## Provided text
▼

Swynson was indirectly owned by Mr Hunt. Mr Hunt believed that the only way to protect the initial investment was to continue to support Evo financially, initially by procuring that Swynson lent sums to EMSL which in turn provided financial support to Evo.

In 2008 there was a refinancing. Mr Hunt, personally, made funds available to EMSL so that EMSL could repay the 2006 and 2007 loans from Swynson. This was because Mr Hunt had by this time become a majority shareholder in EMSL, meaning that Swynson and ESML were now connected entities. As a result, unless a restructure took place, tax would be payable on interest due from EMSL to Swynson even though EMSL continued to be in default.

Evo’s financial difficulties continued and the company was eventually wound down. The 2008 loan from Swynson to EMSL and the loan from Mr Hunt to EMSL remained outstanding. Swynson sued the negligent accountants, HMT, for all the amounts it had lent to EMSL between 2006 and 2008, including those that had been repaid by EMSL in the 2008 refinancing. HMT argued that it was only liable for the outstanding 2008 loan made by Swynson, as EMSL had repaid the other loans to Swynson at the time of the refinancing.

COLLATERAL TO THE LOSS (OTHERWISE KNOWN AS RES INTER ALIOS ACTA)

In some circumstances, the loss a claimant will suffer as a result of a defendant’s breach can be avoided. How that loss was avoided will dictate whether or not the avoided loss will be taken into account in assessing the damages payable by the defendant.

Where the loss is avoided as a result of an event which is collateral to the defendant’s breach, the damages payable by the defendant will not be reduced by the amount of the avoided loss. Where the loss is avoided as a result of an event arising out of the defendant’s breach and in the ordinary course of business, the damages payable by the defendant will be reduced by the amount of the avoided loss.

DECISION

A majority of the Court of Appeal (Lord Justice Davis dissenting) held that HMT was liable to Swynson for all the loans made between 2006 and 2008, and the amount of damages should not be reduced to reflect the fact that the 2006 and 2007 loans were repaid by EMSL (using funds advanced by Mr Hunt) during the refinancing.

  • Although the 2008 refinancing (by which the 2006 and 2007 loans were repaid) could be said to have arisen out of HMT’s breach, it was not in the ordinary course of business. The court referred to and relied on the fact that there was no prospect of selling EMSL’s debt to a third party for anything like its true value (so EMSL had no way to mitigate its loss), and the refinancing was not therefore something EMSL could have procured in the ordinary course of business.

▲

## Supplied data
▼

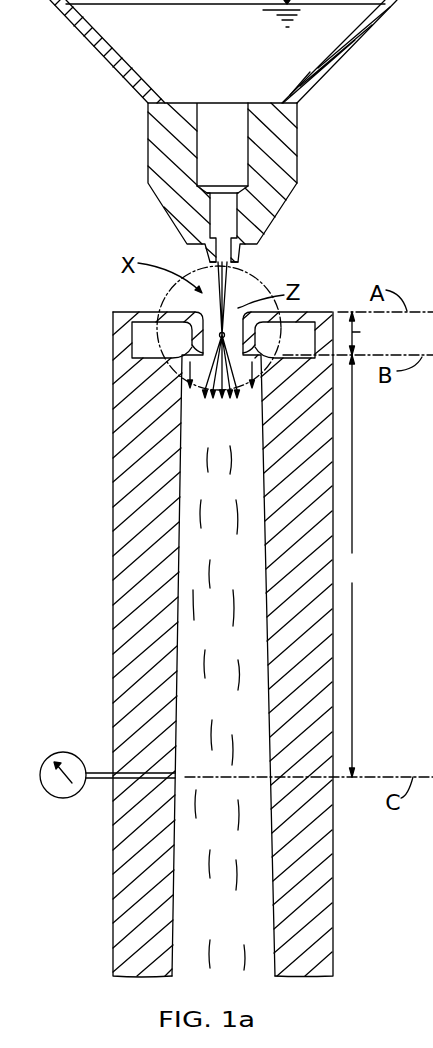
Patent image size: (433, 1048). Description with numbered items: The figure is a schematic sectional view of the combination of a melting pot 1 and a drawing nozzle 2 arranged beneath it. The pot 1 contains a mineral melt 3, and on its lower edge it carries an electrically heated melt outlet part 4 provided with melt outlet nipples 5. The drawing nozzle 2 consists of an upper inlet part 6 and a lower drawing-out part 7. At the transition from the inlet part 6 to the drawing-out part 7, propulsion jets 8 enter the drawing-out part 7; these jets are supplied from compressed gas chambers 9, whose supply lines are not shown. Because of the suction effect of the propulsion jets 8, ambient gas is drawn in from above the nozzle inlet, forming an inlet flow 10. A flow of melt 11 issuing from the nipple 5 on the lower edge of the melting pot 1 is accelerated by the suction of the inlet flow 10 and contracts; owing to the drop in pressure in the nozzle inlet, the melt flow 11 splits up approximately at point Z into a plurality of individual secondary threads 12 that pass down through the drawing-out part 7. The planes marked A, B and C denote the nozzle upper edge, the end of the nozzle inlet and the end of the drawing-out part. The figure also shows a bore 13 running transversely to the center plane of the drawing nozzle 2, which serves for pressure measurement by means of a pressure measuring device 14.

▲
▼

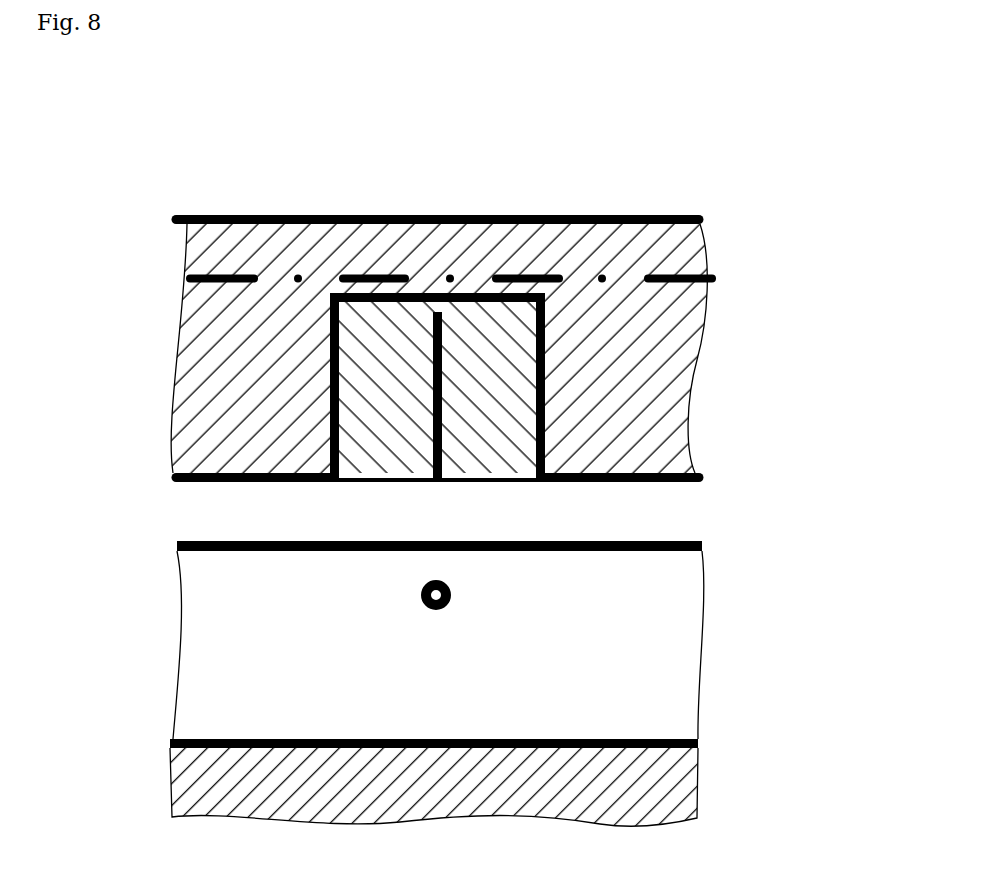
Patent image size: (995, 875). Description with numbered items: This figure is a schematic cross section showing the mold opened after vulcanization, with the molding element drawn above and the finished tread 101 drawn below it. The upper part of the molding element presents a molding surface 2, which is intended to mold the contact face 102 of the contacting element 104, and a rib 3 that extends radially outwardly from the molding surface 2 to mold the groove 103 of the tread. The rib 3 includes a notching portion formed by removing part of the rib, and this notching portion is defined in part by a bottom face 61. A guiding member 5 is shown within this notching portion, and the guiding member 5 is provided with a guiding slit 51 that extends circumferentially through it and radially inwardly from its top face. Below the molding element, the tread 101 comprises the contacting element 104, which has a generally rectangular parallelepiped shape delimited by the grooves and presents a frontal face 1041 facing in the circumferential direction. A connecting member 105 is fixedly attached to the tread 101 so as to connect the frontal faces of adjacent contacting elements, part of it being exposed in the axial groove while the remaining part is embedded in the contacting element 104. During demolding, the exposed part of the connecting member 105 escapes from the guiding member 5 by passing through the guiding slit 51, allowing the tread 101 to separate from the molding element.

▲

## Exercise instructions
• A. Translate this sentence from the Swynson case summary into Spanish: "Evo’s financial difficulties continued and the company was eventually wound down."
• B. Pull out, word for word, the part of the Swynson case summary between "A majority of" and "procured in the ordinary course of business.", inclusive.

## Written answers
• A. Las dificultades financieras de Evo continuaron y la empresa acabó siendo liquidada.

• B.
A majority of the Court of Appeal (Lord Justice Davis dissenting) held that HMT was liable to Swynson for all the loans made between 2006 and 2008, and the amount of damages should not be reduced to reflect the fact that the 2006 and 2007 loans were repaid by EMSL (using funds advanced by Mr Hunt) during the refinancing.

  • Although the 2008 refinancing (by which the 2006 and 2007 loans were repaid) could be said to have arisen out of HMT’s breach, it was not in the ordinary course of business. The court referred to and relied on the fact that there was no prospect of selling EMSL’s debt to a third party for anything like its true value (so EMSL had no way to mitigate its loss), and the refinancing was not therefore something EMSL could have procured in the ordinary course of business.